** What you have to do **
In all of the records, rename "forecast-rain" to "forecast-precipitation" and reproduce every line with nothing else changed. Omit the pictures from your answer.

(Box coordinate listings)
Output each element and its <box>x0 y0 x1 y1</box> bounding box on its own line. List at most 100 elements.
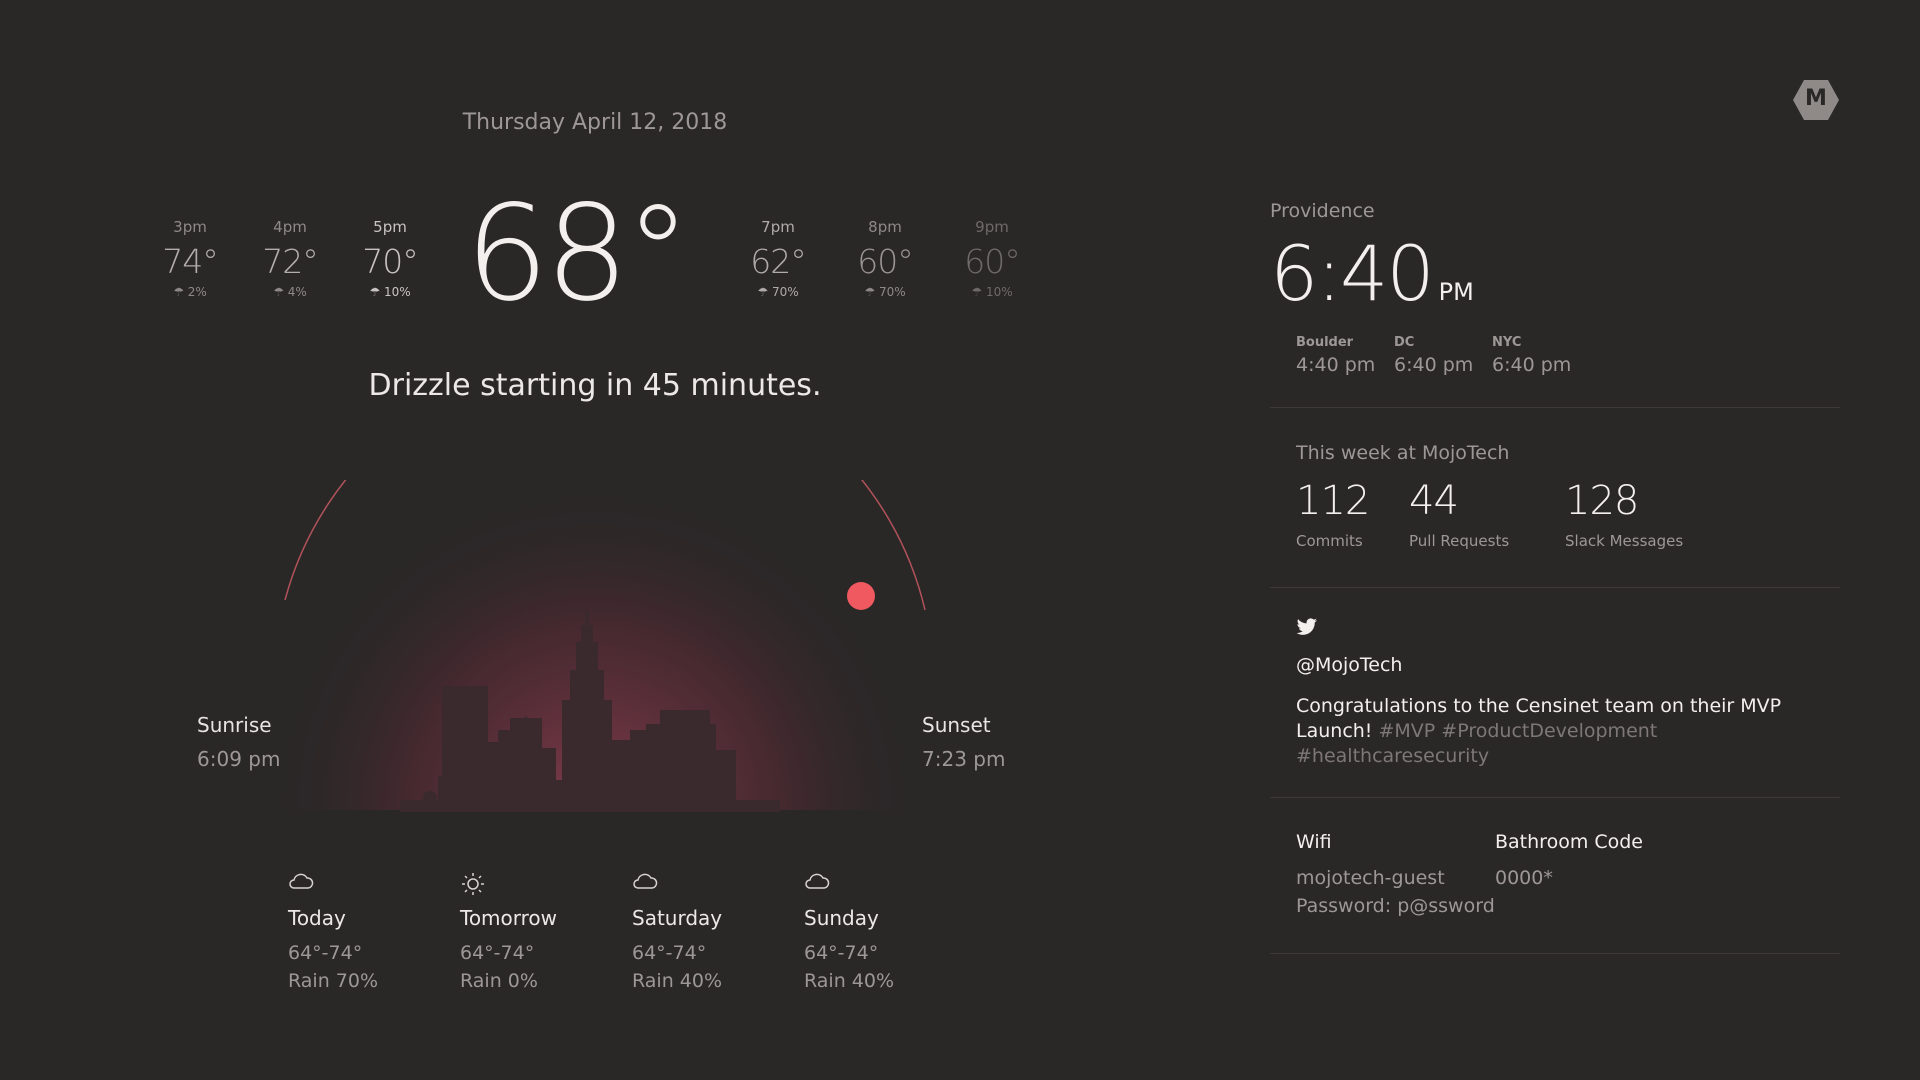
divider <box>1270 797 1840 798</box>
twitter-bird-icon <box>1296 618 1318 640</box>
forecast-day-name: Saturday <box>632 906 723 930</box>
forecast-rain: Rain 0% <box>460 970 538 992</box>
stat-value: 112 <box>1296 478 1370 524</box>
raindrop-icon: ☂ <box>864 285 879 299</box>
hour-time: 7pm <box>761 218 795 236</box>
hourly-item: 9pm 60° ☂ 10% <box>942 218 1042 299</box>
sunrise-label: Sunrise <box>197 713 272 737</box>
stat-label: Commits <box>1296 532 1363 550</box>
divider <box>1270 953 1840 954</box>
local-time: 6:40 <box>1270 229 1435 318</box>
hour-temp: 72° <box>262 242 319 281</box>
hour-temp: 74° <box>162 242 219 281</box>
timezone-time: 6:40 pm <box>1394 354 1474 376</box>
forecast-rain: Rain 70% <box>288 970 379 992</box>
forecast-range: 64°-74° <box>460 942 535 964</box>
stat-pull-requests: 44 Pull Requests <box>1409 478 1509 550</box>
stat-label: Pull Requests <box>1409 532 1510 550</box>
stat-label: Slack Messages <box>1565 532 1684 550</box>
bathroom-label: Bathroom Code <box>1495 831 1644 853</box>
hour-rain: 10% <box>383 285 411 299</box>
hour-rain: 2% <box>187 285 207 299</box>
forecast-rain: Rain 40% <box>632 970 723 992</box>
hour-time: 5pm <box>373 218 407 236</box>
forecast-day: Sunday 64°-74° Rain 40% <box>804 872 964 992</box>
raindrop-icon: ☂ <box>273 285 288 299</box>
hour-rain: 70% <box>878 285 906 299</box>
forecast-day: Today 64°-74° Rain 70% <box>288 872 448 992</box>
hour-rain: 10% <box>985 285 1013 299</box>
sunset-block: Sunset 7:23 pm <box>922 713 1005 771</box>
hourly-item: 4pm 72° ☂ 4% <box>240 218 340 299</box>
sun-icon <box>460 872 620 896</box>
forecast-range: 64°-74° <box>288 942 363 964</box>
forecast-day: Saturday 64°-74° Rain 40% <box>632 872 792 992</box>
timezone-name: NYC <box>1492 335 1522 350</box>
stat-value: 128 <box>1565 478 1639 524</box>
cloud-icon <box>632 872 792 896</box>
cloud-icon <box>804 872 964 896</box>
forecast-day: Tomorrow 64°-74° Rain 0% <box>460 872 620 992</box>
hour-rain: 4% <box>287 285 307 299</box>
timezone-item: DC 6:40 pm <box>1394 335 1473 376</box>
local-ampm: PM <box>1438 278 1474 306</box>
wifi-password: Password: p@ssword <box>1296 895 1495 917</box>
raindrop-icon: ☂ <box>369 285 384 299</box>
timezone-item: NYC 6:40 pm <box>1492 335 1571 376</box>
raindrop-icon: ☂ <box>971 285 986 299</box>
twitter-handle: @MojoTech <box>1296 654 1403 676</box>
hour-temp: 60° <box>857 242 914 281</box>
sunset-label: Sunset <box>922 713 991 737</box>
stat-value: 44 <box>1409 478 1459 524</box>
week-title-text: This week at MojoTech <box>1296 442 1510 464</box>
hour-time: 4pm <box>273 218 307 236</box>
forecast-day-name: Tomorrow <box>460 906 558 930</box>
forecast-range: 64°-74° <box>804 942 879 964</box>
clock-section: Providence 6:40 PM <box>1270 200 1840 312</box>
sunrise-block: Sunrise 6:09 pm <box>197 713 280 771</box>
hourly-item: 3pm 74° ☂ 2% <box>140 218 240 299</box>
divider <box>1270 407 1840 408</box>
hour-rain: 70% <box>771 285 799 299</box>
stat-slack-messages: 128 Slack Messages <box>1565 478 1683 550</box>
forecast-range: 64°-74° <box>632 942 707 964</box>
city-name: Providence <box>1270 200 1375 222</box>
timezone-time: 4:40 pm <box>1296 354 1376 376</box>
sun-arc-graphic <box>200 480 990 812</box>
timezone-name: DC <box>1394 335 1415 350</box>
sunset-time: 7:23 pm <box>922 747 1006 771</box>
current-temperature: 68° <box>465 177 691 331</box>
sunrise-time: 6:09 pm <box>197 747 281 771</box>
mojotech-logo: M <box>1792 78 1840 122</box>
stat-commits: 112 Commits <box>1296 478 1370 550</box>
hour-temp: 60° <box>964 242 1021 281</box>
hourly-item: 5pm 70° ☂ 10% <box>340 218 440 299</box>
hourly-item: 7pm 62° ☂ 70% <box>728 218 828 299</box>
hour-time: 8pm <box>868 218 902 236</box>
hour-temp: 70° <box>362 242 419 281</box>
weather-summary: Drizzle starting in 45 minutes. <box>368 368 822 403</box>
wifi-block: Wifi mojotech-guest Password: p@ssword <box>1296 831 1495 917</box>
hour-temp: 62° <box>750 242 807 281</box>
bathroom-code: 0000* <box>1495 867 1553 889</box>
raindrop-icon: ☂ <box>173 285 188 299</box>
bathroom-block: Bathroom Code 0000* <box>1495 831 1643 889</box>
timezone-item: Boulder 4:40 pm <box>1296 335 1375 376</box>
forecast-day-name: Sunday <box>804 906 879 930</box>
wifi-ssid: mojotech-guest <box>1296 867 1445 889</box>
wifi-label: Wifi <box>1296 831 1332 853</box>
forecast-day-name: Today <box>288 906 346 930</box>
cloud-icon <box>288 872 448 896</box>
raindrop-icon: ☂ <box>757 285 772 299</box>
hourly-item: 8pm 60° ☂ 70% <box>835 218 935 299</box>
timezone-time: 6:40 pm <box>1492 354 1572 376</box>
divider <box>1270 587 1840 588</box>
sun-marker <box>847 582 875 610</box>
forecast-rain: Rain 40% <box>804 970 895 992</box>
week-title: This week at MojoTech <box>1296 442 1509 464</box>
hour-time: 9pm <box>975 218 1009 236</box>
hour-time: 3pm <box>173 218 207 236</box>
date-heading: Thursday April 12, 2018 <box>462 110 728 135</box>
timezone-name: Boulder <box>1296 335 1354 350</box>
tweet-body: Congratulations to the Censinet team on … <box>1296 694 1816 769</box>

** Solution to the exercise **
Output each element and its <box>x0 y0 x1 y1</box> bounding box on its own line. List at most 100 elements.
divider <box>1270 797 1840 798</box>
twitter-bird-icon <box>1296 618 1318 640</box>
forecast-day-name: Saturday <box>632 906 723 930</box>
forecast-precipitation: Rain 0% <box>460 970 538 992</box>
stat-value: 112 <box>1296 478 1370 524</box>
raindrop-icon: ☂ <box>864 285 879 299</box>
hour-time: 7pm <box>761 218 795 236</box>
hourly-item: 9pm 60° ☂ 10% <box>942 218 1042 299</box>
sunrise-label: Sunrise <box>197 713 272 737</box>
stat-label: Commits <box>1296 532 1363 550</box>
divider <box>1270 953 1840 954</box>
local-time: 6:40 <box>1270 229 1435 318</box>
hour-temp: 72° <box>262 242 319 281</box>
hour-temp: 74° <box>162 242 219 281</box>
timezone-time: 6:40 pm <box>1394 354 1474 376</box>
forecast-precipitation: Rain 70% <box>288 970 379 992</box>
forecast-range: 64°-74° <box>460 942 535 964</box>
stat-pull-requests: 44 Pull Requests <box>1409 478 1509 550</box>
stat-label: Pull Requests <box>1409 532 1510 550</box>
stat-label: Slack Messages <box>1565 532 1684 550</box>
bathroom-label: Bathroom Code <box>1495 831 1644 853</box>
hour-rain: 10% <box>383 285 411 299</box>
hour-rain: 2% <box>187 285 207 299</box>
forecast-precipitation: Rain 40% <box>632 970 723 992</box>
hour-time: 5pm <box>373 218 407 236</box>
forecast-day: Sunday 64°-74° Rain 40% <box>804 872 964 992</box>
raindrop-icon: ☂ <box>273 285 288 299</box>
hour-rain: 70% <box>878 285 906 299</box>
forecast-day: Today 64°-74° Rain 70% <box>288 872 448 992</box>
hour-rain: 10% <box>985 285 1013 299</box>
sunset-block: Sunset 7:23 pm <box>922 713 1005 771</box>
hourly-item: 4pm 72° ☂ 4% <box>240 218 340 299</box>
sun-icon <box>460 872 620 896</box>
forecast-range: 64°-74° <box>288 942 363 964</box>
forecast-day: Saturday 64°-74° Rain 40% <box>632 872 792 992</box>
timezone-name: NYC <box>1492 335 1522 350</box>
stat-value: 128 <box>1565 478 1639 524</box>
cloud-icon <box>632 872 792 896</box>
cloud-icon <box>804 872 964 896</box>
forecast-day: Tomorrow 64°-74° Rain 0% <box>460 872 620 992</box>
hour-rain: 4% <box>287 285 307 299</box>
timezone-item: DC 6:40 pm <box>1394 335 1473 376</box>
local-ampm: PM <box>1438 278 1474 306</box>
wifi-password: Password: p@ssword <box>1296 895 1495 917</box>
raindrop-icon: ☂ <box>369 285 384 299</box>
timezone-item: NYC 6:40 pm <box>1492 335 1571 376</box>
raindrop-icon: ☂ <box>971 285 986 299</box>
twitter-handle: @MojoTech <box>1296 654 1403 676</box>
hour-temp: 60° <box>857 242 914 281</box>
sunset-label: Sunset <box>922 713 991 737</box>
stat-value: 44 <box>1409 478 1459 524</box>
week-title-text: This week at MojoTech <box>1296 442 1510 464</box>
hour-time: 4pm <box>273 218 307 236</box>
forecast-day-name: Tomorrow <box>460 906 558 930</box>
forecast-range: 64°-74° <box>804 942 879 964</box>
clock-section: Providence 6:40 PM <box>1270 200 1840 312</box>
sunrise-block: Sunrise 6:09 pm <box>197 713 280 771</box>
hourly-item: 3pm 74° ☂ 2% <box>140 218 240 299</box>
divider <box>1270 407 1840 408</box>
hour-rain: 70% <box>771 285 799 299</box>
stat-slack-messages: 128 Slack Messages <box>1565 478 1683 550</box>
forecast-range: 64°-74° <box>632 942 707 964</box>
city-name: Providence <box>1270 200 1375 222</box>
timezone-time: 4:40 pm <box>1296 354 1376 376</box>
sun-arc-graphic <box>200 480 990 812</box>
timezone-name: DC <box>1394 335 1415 350</box>
sunset-time: 7:23 pm <box>922 747 1006 771</box>
current-temperature: 68° <box>465 177 691 331</box>
sunrise-time: 6:09 pm <box>197 747 281 771</box>
mojotech-logo: M <box>1792 78 1840 122</box>
stat-commits: 112 Commits <box>1296 478 1370 550</box>
hour-temp: 60° <box>964 242 1021 281</box>
hourly-item: 5pm 70° ☂ 10% <box>340 218 440 299</box>
hourly-item: 7pm 62° ☂ 70% <box>728 218 828 299</box>
hour-time: 8pm <box>868 218 902 236</box>
hour-temp: 70° <box>362 242 419 281</box>
weather-summary: Drizzle starting in 45 minutes. <box>368 368 822 403</box>
wifi-block: Wifi mojotech-guest Password: p@ssword <box>1296 831 1495 917</box>
hour-temp: 62° <box>750 242 807 281</box>
bathroom-code: 0000* <box>1495 867 1553 889</box>
raindrop-icon: ☂ <box>173 285 188 299</box>
bathroom-block: Bathroom Code 0000* <box>1495 831 1643 889</box>
timezone-item: Boulder 4:40 pm <box>1296 335 1375 376</box>
forecast-day-name: Sunday <box>804 906 879 930</box>
wifi-ssid: mojotech-guest <box>1296 867 1445 889</box>
wifi-label: Wifi <box>1296 831 1332 853</box>
forecast-day-name: Today <box>288 906 346 930</box>
cloud-icon <box>288 872 448 896</box>
raindrop-icon: ☂ <box>757 285 772 299</box>
hourly-item: 8pm 60° ☂ 70% <box>835 218 935 299</box>
timezone-time: 6:40 pm <box>1492 354 1572 376</box>
divider <box>1270 587 1840 588</box>
sun-marker <box>847 582 875 610</box>
forecast-precipitation: Rain 40% <box>804 970 895 992</box>
week-title: This week at MojoTech <box>1296 442 1509 464</box>
hour-time: 9pm <box>975 218 1009 236</box>
hour-time: 3pm <box>173 218 207 236</box>
date-heading: Thursday April 12, 2018 <box>462 110 728 135</box>
timezone-name: Boulder <box>1296 335 1354 350</box>
tweet-body: Congratulations to the Censinet team on … <box>1296 694 1816 769</box>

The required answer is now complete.